— Begin —
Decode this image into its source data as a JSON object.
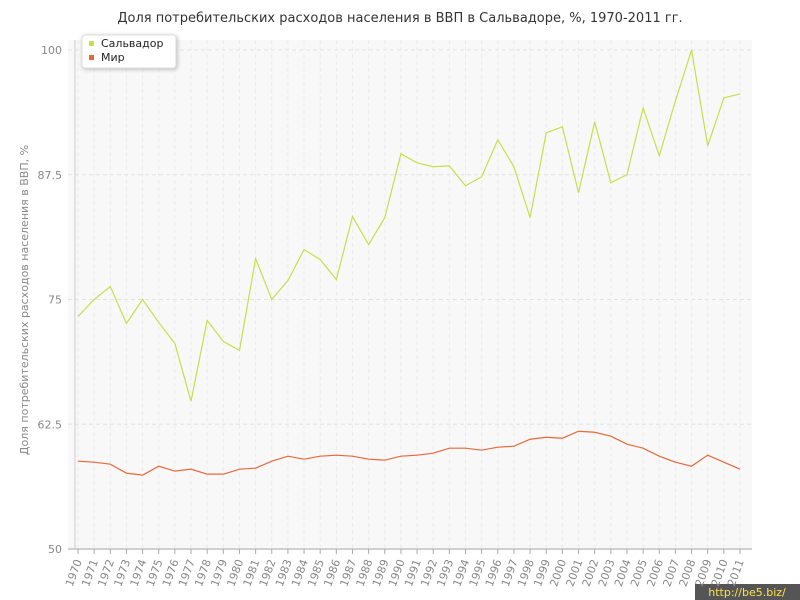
{
  "chart_data": {
    "type": "line",
    "title": "Доля потребительских расходов населения в ВВП в Сальвадоре, %, 1970-2011 гг.",
    "y_label": "Доля потребительских расходов населения в ВВП, %",
    "watermark": "http://be5.biz/",
    "categories": [
      "1970",
      "1971",
      "1972",
      "1973",
      "1974",
      "1975",
      "1976",
      "1977",
      "1978",
      "1979",
      "1980",
      "1981",
      "1982",
      "1983",
      "1984",
      "1985",
      "1986",
      "1987",
      "1988",
      "1989",
      "1990",
      "1991",
      "1992",
      "1993",
      "1994",
      "1995",
      "1996",
      "1997",
      "1998",
      "1999",
      "2000",
      "2001",
      "2002",
      "2003",
      "2004",
      "2005",
      "2006",
      "2007",
      "2008",
      "2009",
      "2010",
      "2011"
    ],
    "series": [
      {
        "name": "Сальвадор",
        "color": "#c5e04a",
        "values": [
          73.3,
          75.0,
          76.3,
          72.6,
          75.0,
          72.7,
          70.6,
          64.8,
          72.9,
          70.8,
          69.9,
          79.1,
          75.0,
          76.9,
          80.0,
          79.0,
          77.0,
          83.3,
          80.5,
          83.2,
          89.6,
          88.7,
          88.3,
          88.4,
          86.4,
          87.3,
          91.0,
          88.3,
          83.2,
          91.7,
          92.3,
          85.7,
          92.8,
          86.7,
          87.5,
          94.2,
          89.4,
          94.9,
          100,
          90.4,
          95.2,
          95.6
        ]
      },
      {
        "name": "Мир",
        "color": "#e8683a",
        "values": [
          58.8,
          58.7,
          58.5,
          57.6,
          57.4,
          58.3,
          57.8,
          58.0,
          57.5,
          57.5,
          58.0,
          58.1,
          58.8,
          59.3,
          59.0,
          59.3,
          59.4,
          59.3,
          59.0,
          58.9,
          59.3,
          59.4,
          59.6,
          60.1,
          60.1,
          59.9,
          60.2,
          60.3,
          61.0,
          61.2,
          61.1,
          61.8,
          61.7,
          61.3,
          60.5,
          60.1,
          59.3,
          58.7,
          58.3,
          59.4,
          58.7,
          58.0
        ]
      }
    ],
    "ylim": [
      50,
      100
    ],
    "yticks": [
      50,
      62.5,
      75,
      87.5,
      100
    ],
    "grid": true,
    "legend": "top-left"
  }
}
— End —
Without the pictures, write out all of the material exactly.

§ **Exercise response**:
Decode this image into its source data as a JSON object.
{
  "chart_data": {
    "type": "line",
    "title": "Доля потребительских расходов населения в ВВП в Сальвадоре, %, 1970-2011 гг.",
    "y_label": "Доля потребительских расходов населения в ВВП, %",
    "watermark": "http://be5.biz/",
    "categories": [
      "1970",
      "1971",
      "1972",
      "1973",
      "1974",
      "1975",
      "1976",
      "1977",
      "1978",
      "1979",
      "1980",
      "1981",
      "1982",
      "1983",
      "1984",
      "1985",
      "1986",
      "1987",
      "1988",
      "1989",
      "1990",
      "1991",
      "1992",
      "1993",
      "1994",
      "1995",
      "1996",
      "1997",
      "1998",
      "1999",
      "2000",
      "2001",
      "2002",
      "2003",
      "2004",
      "2005",
      "2006",
      "2007",
      "2008",
      "2009",
      "2010",
      "2011"
    ],
    "series": [
      {
        "name": "Сальвадор",
        "color": "#c5e04a",
        "values": [
          73.3,
          75.0,
          76.3,
          72.6,
          75.0,
          72.7,
          70.6,
          64.8,
          72.9,
          70.8,
          69.9,
          79.1,
          75.0,
          76.9,
          80.0,
          79.0,
          77.0,
          83.3,
          80.5,
          83.2,
          89.6,
          88.7,
          88.3,
          88.4,
          86.4,
          87.3,
          91.0,
          88.3,
          83.2,
          91.7,
          92.3,
          85.7,
          92.8,
          86.7,
          87.5,
          94.2,
          89.4,
          94.9,
          100,
          90.4,
          95.2,
          95.6
        ]
      },
      {
        "name": "Мир",
        "color": "#e8683a",
        "values": [
          58.8,
          58.7,
          58.5,
          57.6,
          57.4,
          58.3,
          57.8,
          58.0,
          57.5,
          57.5,
          58.0,
          58.1,
          58.8,
          59.3,
          59.0,
          59.3,
          59.4,
          59.3,
          59.0,
          58.9,
          59.3,
          59.4,
          59.6,
          60.1,
          60.1,
          59.9,
          60.2,
          60.3,
          61.0,
          61.2,
          61.1,
          61.8,
          61.7,
          61.3,
          60.5,
          60.1,
          59.3,
          58.7,
          58.3,
          59.4,
          58.7,
          58.0
        ]
      }
    ],
    "ylim": [
      50,
      100
    ],
    "yticks": [
      50,
      62.5,
      75,
      87.5,
      100
    ],
    "grid": true,
    "legend": "top-left"
  }
}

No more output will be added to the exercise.